Return each entry exactly, with none missing.

Stored records
#####

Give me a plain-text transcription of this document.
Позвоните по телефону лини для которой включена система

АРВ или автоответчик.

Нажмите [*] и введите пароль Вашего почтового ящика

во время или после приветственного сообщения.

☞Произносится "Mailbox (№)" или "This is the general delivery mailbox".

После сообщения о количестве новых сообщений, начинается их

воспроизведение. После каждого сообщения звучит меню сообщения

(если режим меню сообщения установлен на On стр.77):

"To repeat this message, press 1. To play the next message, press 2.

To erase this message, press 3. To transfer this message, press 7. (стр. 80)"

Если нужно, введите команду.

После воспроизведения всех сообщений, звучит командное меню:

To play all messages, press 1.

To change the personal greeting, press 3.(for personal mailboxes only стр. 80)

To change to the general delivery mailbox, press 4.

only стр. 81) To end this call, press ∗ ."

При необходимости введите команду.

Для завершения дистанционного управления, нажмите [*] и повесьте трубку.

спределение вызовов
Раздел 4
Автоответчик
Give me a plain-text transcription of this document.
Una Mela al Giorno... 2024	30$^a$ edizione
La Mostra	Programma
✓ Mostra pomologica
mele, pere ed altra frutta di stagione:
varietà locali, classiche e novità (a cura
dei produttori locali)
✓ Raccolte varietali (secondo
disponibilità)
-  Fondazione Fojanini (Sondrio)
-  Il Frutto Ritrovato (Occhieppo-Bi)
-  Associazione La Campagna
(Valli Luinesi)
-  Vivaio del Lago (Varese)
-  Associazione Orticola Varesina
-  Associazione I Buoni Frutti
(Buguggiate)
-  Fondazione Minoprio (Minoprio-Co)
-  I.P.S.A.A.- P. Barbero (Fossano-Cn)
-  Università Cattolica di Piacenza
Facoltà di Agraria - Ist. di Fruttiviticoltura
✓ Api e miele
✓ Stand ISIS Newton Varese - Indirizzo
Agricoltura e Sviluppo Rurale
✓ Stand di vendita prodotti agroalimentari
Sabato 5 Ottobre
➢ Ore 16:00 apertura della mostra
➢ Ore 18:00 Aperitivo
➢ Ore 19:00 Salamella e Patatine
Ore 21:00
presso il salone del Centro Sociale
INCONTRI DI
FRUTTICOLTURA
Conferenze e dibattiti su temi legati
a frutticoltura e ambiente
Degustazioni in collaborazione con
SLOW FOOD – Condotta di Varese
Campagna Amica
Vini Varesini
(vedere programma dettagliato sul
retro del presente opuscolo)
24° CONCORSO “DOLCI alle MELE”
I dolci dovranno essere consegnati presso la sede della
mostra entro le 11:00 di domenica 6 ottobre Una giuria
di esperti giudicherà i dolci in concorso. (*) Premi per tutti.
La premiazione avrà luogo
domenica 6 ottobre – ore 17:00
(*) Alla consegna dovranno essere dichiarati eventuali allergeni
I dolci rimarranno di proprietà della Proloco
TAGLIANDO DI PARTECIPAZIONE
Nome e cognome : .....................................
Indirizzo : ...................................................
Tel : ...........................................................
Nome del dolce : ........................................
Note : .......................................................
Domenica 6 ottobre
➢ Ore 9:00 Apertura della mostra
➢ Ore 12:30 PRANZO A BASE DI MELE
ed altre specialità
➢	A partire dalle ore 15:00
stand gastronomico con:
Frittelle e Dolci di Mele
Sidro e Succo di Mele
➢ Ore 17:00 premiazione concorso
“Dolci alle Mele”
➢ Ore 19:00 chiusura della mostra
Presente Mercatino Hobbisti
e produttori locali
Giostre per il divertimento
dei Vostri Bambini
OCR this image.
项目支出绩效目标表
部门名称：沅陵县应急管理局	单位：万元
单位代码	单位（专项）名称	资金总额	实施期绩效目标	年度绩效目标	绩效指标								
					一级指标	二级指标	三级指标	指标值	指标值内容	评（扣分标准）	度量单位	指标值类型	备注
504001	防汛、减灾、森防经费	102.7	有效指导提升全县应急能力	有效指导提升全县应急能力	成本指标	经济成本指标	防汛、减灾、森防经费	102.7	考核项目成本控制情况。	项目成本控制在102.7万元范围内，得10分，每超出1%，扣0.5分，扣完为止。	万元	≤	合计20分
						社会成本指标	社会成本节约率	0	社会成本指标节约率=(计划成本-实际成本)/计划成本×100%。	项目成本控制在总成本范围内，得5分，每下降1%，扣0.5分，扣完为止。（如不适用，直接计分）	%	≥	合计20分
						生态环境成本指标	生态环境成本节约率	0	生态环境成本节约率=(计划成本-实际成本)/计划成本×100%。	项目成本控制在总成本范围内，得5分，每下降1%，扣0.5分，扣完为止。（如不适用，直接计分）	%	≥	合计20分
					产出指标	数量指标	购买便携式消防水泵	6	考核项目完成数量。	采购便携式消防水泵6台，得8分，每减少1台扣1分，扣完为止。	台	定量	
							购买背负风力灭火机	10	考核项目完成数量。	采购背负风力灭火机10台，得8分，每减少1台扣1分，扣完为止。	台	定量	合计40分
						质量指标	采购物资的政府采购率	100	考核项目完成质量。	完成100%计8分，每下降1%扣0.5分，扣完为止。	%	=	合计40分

#####

(TASK RESULT):
Give me a plain-text transcription of this document.
Позвоните по телефону лини для которой включена система

АРВ или автоответчик.

Нажмите [*] и введите пароль Вашего почтового ящика

во время или после приветственного сообщения.

☞Произносится "Mailbox (№)" или "This is the general delivery mailbox".

После сообщения о количестве новых сообщений, начинается их

воспроизведение. После каждого сообщения звучит меню сообщения

(если режим меню сообщения установлен на On стр.77):

"To repeat this message, press 1. To play the next message, press 2.

To erase this message, press 3. To transfer this message, press 7. (стр. 80)"

Если нужно, введите команду.

После воспроизведения всех сообщений, звучит командное меню:

To play all messages, press 1.

To change the personal greeting, press 3.(for personal mailboxes only стр. 80)

To change to the general delivery mailbox, press 4.

only стр. 81) To end this call, press ∗ ."

При необходимости введите команду.

Для завершения дистанционного управления, нажмите [*] и повесьте трубку.

спределение вызовов
Раздел 4
Автоответчик
Give me a plain-text transcription of this document.
Una Mela al Giorno... 2024	30$^a$ edizione
La Mostra	Programma
✓ Mostra pomologica
mele, pere ed altra frutta di stagione:
varietà locali, classiche e novità (a cura
dei produttori locali)
✓ Raccolte varietali (secondo
disponibilità)
-  Fondazione Fojanini (Sondrio)
-  Il Frutto Ritrovato (Occhieppo-Bi)
-  Associazione La Campagna
(Valli Luinesi)
-  Vivaio del Lago (Varese)
-  Associazione Orticola Varesina
-  Associazione I Buoni Frutti
(Buguggiate)
-  Fondazione Minoprio (Minoprio-Co)
-  I.P.S.A.A.- P. Barbero (Fossano-Cn)
-  Università Cattolica di Piacenza
Facoltà di Agraria - Ist. di Fruttiviticoltura
✓ Api e miele
✓ Stand ISIS Newton Varese - Indirizzo
Agricoltura e Sviluppo Rurale
✓ Stand di vendita prodotti agroalimentari
Sabato 5 Ottobre
➢ Ore 16:00 apertura della mostra
➢ Ore 18:00 Aperitivo
➢ Ore 19:00 Salamella e Patatine
Ore 21:00
presso il salone del Centro Sociale
INCONTRI DI
FRUTTICOLTURA
Conferenze e dibattiti su temi legati
a frutticoltura e ambiente
Degustazioni in collaborazione con
SLOW FOOD – Condotta di Varese
Campagna Amica
Vini Varesini
(vedere programma dettagliato sul
retro del presente opuscolo)
24° CONCORSO “DOLCI alle MELE”
I dolci dovranno essere consegnati presso la sede della
mostra entro le 11:00 di domenica 6 ottobre Una giuria
di esperti giudicherà i dolci in concorso. (*) Premi per tutti.
La premiazione avrà luogo
domenica 6 ottobre – ore 17:00
(*) Alla consegna dovranno essere dichiarati eventuali allergeni
I dolci rimarranno di proprietà della Proloco
TAGLIANDO DI PARTECIPAZIONE
Nome e cognome : .....................................
Indirizzo : ...................................................
Tel : ...........................................................
Nome del dolce : ........................................
Note : .......................................................
Domenica 6 ottobre
➢ Ore 9:00 Apertura della mostra
➢ Ore 12:30 PRANZO A BASE DI MELE
ed altre specialità
➢	A partire dalle ore 15:00
stand gastronomico con:
Frittelle e Dolci di Mele
Sidro e Succo di Mele
➢ Ore 17:00 premiazione concorso
“Dolci alle Mele”
➢ Ore 19:00 chiusura della mostra
Presente Mercatino Hobbisti
e produttori locali
Giostre per il divertimento
dei Vostri Bambini
OCR this image.
项目支出绩效目标表
部门名称：沅陵县应急管理局	单位：万元
单位代码	单位（专项）名称	资金总额	实施期绩效目标	年度绩效目标	绩效指标								
					一级指标	二级指标	三级指标	指标值	指标值内容	评（扣分标准）	度量单位	指标值类型	备注
504001	防汛、减灾、森防经费	102.7	有效指导提升全县应急能力	有效指导提升全县应急能力	成本指标	经济成本指标	防汛、减灾、森防经费	102.7	考核项目成本控制情况。	项目成本控制在102.7万元范围内，得10分，每超出1%，扣0.5分，扣完为止。	万元	≤	合计20分
						社会成本指标	社会成本节约率	0	社会成本指标节约率=(计划成本-实际成本)/计划成本×100%。	项目成本控制在总成本范围内，得5分，每下降1%，扣0.5分，扣完为止。（如不适用，直接计分）	%	≥	合计20分
						生态环境成本指标	生态环境成本节约率	0	生态环境成本节约率=(计划成本-实际成本)/计划成本×100%。	项目成本控制在总成本范围内，得5分，每下降1%，扣0.5分，扣完为止。（如不适用，直接计分）	%	≥	合计20分
					产出指标	数量指标	购买便携式消防水泵	6	考核项目完成数量。	采购便携式消防水泵6台，得8分，每减少1台扣1分，扣完为止。	台	定量	
							购买背负风力灭火机	10	考核项目完成数量。	采购背负风力灭火机10台，得8分，每减少1台扣1分，扣完为止。	台	定量	合计40分
						质量指标	采购物资的政府采购率	100	考核项目完成质量。	完成100%计8分，每下降1%扣0.5分，扣完为止。	%	=	合计40分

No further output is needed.